[Stored records]
## start

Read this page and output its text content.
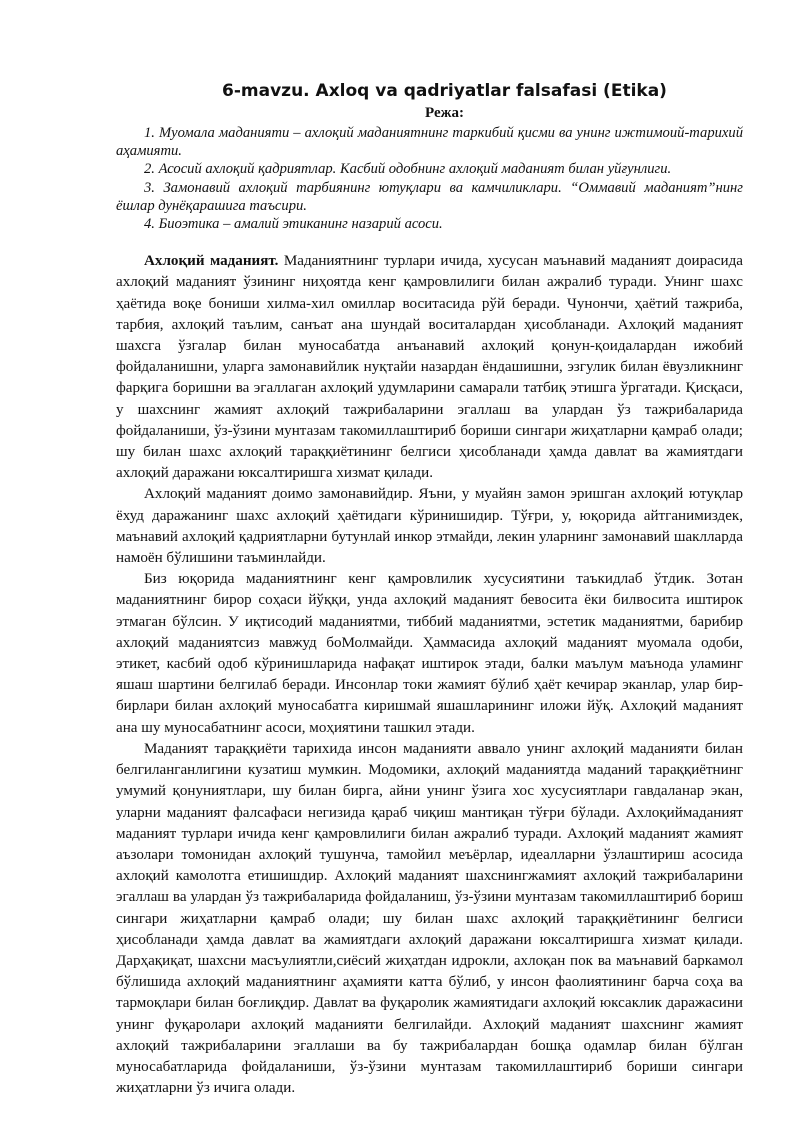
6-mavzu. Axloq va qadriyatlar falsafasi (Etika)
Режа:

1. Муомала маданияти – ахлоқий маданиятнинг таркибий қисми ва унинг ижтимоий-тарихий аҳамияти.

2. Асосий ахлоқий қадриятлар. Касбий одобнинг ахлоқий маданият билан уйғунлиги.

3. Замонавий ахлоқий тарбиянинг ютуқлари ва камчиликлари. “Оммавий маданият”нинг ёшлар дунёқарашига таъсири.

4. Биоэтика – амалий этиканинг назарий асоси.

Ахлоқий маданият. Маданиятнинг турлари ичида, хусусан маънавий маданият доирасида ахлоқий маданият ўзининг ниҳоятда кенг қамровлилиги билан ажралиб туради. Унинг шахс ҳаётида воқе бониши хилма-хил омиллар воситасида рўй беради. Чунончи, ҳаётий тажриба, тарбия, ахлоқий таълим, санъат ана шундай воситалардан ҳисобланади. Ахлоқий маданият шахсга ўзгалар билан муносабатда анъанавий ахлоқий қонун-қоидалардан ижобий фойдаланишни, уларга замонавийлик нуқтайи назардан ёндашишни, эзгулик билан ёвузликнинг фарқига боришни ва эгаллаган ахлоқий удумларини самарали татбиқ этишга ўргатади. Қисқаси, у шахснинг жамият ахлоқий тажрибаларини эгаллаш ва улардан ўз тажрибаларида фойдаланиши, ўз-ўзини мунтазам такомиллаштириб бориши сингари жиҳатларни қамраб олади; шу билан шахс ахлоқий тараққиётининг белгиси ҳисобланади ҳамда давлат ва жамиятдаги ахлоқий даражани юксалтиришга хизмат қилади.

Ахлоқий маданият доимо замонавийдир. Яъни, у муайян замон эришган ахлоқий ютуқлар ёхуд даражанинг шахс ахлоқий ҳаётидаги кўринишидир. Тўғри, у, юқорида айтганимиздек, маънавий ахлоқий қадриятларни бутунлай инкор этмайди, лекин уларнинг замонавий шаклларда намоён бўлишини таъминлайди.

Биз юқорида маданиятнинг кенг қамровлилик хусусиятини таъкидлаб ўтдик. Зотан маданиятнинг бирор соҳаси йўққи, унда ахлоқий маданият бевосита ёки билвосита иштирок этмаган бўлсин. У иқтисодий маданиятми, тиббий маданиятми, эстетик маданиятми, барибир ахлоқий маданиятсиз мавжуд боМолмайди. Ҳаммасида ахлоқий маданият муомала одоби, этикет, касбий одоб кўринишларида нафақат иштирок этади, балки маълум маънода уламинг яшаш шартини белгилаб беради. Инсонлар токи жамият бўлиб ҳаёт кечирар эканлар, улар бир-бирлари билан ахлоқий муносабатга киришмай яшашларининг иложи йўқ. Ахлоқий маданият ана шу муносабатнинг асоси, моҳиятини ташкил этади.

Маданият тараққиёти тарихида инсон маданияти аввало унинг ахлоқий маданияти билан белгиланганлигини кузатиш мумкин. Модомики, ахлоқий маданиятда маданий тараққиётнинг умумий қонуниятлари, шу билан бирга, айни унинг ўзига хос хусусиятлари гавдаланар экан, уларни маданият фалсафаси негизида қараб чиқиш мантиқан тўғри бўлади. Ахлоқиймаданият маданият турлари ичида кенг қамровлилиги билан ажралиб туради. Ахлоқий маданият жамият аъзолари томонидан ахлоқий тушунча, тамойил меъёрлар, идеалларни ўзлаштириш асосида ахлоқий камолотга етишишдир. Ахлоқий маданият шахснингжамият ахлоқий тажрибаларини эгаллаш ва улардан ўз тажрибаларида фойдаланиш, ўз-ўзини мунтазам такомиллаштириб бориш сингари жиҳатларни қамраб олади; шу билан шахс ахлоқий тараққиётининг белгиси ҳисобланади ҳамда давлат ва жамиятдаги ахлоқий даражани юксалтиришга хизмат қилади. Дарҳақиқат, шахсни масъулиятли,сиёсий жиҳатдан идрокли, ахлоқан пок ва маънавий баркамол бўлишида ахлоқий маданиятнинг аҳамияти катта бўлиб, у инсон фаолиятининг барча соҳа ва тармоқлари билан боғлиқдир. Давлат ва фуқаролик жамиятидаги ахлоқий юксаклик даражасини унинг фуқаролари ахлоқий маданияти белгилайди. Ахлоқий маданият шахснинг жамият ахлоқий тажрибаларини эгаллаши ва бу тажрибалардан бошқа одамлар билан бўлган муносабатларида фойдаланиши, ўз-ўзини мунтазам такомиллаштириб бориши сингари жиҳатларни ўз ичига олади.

## end
## start

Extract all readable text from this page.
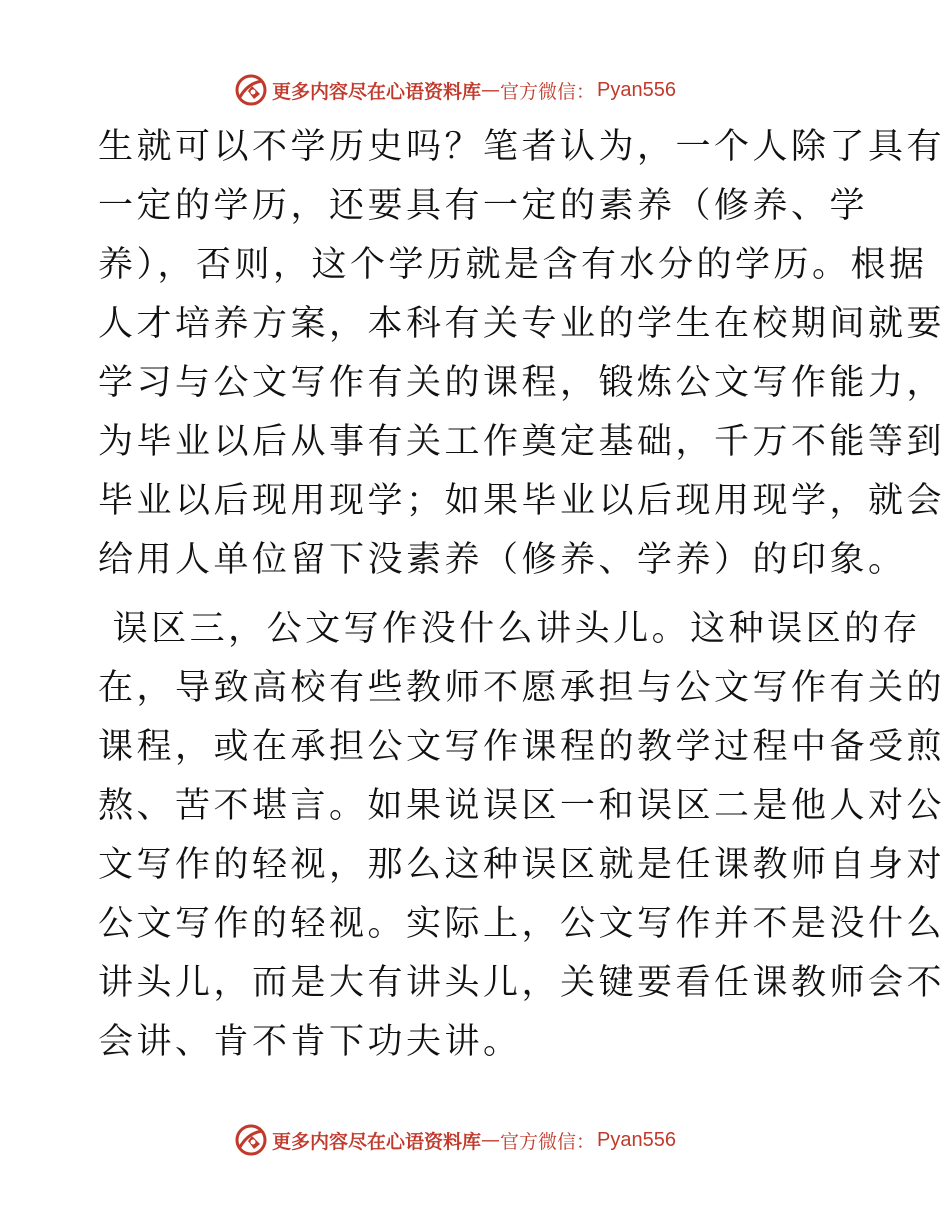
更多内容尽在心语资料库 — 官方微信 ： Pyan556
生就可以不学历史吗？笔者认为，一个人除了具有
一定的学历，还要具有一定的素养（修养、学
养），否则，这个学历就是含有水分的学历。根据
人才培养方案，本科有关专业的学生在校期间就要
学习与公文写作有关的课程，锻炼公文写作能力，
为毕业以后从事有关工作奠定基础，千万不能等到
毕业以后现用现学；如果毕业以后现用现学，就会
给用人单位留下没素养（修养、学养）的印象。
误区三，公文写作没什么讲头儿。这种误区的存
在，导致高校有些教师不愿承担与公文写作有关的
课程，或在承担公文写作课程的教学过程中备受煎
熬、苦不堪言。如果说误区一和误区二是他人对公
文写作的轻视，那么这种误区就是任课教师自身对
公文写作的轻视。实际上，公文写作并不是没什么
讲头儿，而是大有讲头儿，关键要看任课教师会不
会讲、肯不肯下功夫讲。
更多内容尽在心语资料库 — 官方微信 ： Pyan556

## end

• WHAT IS BEING ASKED: Filter lines by "this" and return each hit.

• PROBLEM SOLUTION:
Read this page and output its text content.
Extract all readable text from this page.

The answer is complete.